* _STATED GOAL_
Write every record out again exactly as given.

* _INPUT RECORDS_
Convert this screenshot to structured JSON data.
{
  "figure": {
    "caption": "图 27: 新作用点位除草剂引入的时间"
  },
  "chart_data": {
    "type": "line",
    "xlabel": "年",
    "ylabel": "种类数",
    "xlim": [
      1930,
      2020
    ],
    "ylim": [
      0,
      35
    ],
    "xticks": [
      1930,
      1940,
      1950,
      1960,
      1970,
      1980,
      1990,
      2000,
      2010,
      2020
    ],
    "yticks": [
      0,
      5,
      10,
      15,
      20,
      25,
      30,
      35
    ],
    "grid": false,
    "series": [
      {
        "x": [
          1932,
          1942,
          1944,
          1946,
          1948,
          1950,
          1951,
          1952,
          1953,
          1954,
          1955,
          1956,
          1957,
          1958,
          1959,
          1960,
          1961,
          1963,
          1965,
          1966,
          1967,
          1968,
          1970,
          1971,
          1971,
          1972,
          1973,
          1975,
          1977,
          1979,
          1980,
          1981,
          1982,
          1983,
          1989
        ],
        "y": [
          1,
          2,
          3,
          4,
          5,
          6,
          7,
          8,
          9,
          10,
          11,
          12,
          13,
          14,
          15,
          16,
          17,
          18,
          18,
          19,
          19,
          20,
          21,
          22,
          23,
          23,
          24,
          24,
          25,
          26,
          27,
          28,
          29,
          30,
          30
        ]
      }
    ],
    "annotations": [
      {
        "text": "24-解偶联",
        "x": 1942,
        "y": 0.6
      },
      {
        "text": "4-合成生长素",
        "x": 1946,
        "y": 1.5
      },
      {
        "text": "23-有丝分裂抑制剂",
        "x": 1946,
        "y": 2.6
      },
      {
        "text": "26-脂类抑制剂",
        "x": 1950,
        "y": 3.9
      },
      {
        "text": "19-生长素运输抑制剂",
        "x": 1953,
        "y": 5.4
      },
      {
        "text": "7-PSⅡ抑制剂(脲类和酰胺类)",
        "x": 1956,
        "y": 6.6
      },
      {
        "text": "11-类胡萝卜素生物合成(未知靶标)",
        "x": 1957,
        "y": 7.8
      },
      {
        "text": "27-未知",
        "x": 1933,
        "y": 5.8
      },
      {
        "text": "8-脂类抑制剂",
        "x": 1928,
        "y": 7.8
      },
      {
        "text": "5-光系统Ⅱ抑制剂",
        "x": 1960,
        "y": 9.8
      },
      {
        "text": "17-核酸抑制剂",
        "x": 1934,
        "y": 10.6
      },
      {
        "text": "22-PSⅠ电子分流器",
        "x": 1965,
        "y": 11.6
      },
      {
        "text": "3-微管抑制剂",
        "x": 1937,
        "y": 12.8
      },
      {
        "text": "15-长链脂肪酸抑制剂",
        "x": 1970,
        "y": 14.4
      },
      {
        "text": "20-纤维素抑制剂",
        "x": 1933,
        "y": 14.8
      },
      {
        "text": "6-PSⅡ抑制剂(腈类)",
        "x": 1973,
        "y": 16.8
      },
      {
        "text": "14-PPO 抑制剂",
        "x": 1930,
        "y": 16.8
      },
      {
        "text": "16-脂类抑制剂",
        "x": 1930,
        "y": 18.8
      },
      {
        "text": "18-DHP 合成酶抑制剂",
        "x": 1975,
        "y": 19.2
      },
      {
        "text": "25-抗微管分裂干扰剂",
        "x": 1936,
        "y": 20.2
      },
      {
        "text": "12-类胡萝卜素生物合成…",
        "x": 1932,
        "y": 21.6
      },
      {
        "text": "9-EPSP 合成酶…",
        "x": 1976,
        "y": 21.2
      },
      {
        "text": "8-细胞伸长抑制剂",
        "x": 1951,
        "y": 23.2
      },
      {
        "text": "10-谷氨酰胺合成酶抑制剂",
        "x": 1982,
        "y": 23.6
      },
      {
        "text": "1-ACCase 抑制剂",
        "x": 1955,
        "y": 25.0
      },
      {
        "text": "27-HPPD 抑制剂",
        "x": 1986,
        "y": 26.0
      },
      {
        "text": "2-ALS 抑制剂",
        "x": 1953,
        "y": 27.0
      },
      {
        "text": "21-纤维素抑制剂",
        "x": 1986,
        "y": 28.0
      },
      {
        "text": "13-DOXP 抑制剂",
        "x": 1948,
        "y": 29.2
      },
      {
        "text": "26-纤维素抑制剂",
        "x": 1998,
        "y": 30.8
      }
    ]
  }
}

* _FULL RESPONSE_
Convert this screenshot to structured JSON data.
{
  "figure": {
    "caption": "图 27: 新作用点位除草剂引入的时间"
  },
  "chart_data": {
    "type": "line",
    "xlabel": "年",
    "ylabel": "种类数",
    "xlim": [
      1930,
      2020
    ],
    "ylim": [
      0,
      35
    ],
    "xticks": [
      1930,
      1940,
      1950,
      1960,
      1970,
      1980,
      1990,
      2000,
      2010,
      2020
    ],
    "yticks": [
      0,
      5,
      10,
      15,
      20,
      25,
      30,
      35
    ],
    "grid": false,
    "series": [
      {
        "x": [
          1932,
          1942,
          1944,
          1946,
          1948,
          1950,
          1951,
          1952,
          1953,
          1954,
          1955,
          1956,
          1957,
          1958,
          1959,
          1960,
          1961,
          1963,
          1965,
          1966,
          1967,
          1968,
          1970,
          1971,
          1971,
          1972,
          1973,
          1975,
          1977,
          1979,
          1980,
          1981,
          1982,
          1983,
          1989
        ],
        "y": [
          1,
          2,
          3,
          4,
          5,
          6,
          7,
          8,
          9,
          10,
          11,
          12,
          13,
          14,
          15,
          16,
          17,
          18,
          18,
          19,
          19,
          20,
          21,
          22,
          23,
          23,
          24,
          24,
          25,
          26,
          27,
          28,
          29,
          30,
          30
        ]
      }
    ],
    "annotations": [
      {
        "text": "24-解偶联",
        "x": 1942,
        "y": 0.6
      },
      {
        "text": "4-合成生长素",
        "x": 1946,
        "y": 1.5
      },
      {
        "text": "23-有丝分裂抑制剂",
        "x": 1946,
        "y": 2.6
      },
      {
        "text": "26-脂类抑制剂",
        "x": 1950,
        "y": 3.9
      },
      {
        "text": "19-生长素运输抑制剂",
        "x": 1953,
        "y": 5.4
      },
      {
        "text": "7-PSⅡ抑制剂(脲类和酰胺类)",
        "x": 1956,
        "y": 6.6
      },
      {
        "text": "11-类胡萝卜素生物合成(未知靶标)",
        "x": 1957,
        "y": 7.8
      },
      {
        "text": "27-未知",
        "x": 1933,
        "y": 5.8
      },
      {
        "text": "8-脂类抑制剂",
        "x": 1928,
        "y": 7.8
      },
      {
        "text": "5-光系统Ⅱ抑制剂",
        "x": 1960,
        "y": 9.8
      },
      {
        "text": "17-核酸抑制剂",
        "x": 1934,
        "y": 10.6
      },
      {
        "text": "22-PSⅠ电子分流器",
        "x": 1965,
        "y": 11.6
      },
      {
        "text": "3-微管抑制剂",
        "x": 1937,
        "y": 12.8
      },
      {
        "text": "15-长链脂肪酸抑制剂",
        "x": 1970,
        "y": 14.4
      },
      {
        "text": "20-纤维素抑制剂",
        "x": 1933,
        "y": 14.8
      },
      {
        "text": "6-PSⅡ抑制剂(腈类)",
        "x": 1973,
        "y": 16.8
      },
      {
        "text": "14-PPO 抑制剂",
        "x": 1930,
        "y": 16.8
      },
      {
        "text": "16-脂类抑制剂",
        "x": 1930,
        "y": 18.8
      },
      {
        "text": "18-DHP 合成酶抑制剂",
        "x": 1975,
        "y": 19.2
      },
      {
        "text": "25-抗微管分裂干扰剂",
        "x": 1936,
        "y": 20.2
      },
      {
        "text": "12-类胡萝卜素生物合成…",
        "x": 1932,
        "y": 21.6
      },
      {
        "text": "9-EPSP 合成酶…",
        "x": 1976,
        "y": 21.2
      },
      {
        "text": "8-细胞伸长抑制剂",
        "x": 1951,
        "y": 23.2
      },
      {
        "text": "10-谷氨酰胺合成酶抑制剂",
        "x": 1982,
        "y": 23.6
      },
      {
        "text": "1-ACCase 抑制剂",
        "x": 1955,
        "y": 25.0
      },
      {
        "text": "27-HPPD 抑制剂",
        "x": 1986,
        "y": 26.0
      },
      {
        "text": "2-ALS 抑制剂",
        "x": 1953,
        "y": 27.0
      },
      {
        "text": "21-纤维素抑制剂",
        "x": 1986,
        "y": 28.0
      },
      {
        "text": "13-DOXP 抑制剂",
        "x": 1948,
        "y": 29.2
      },
      {
        "text": "26-纤维素抑制剂",
        "x": 1998,
        "y": 30.8
      }
    ]
  }
}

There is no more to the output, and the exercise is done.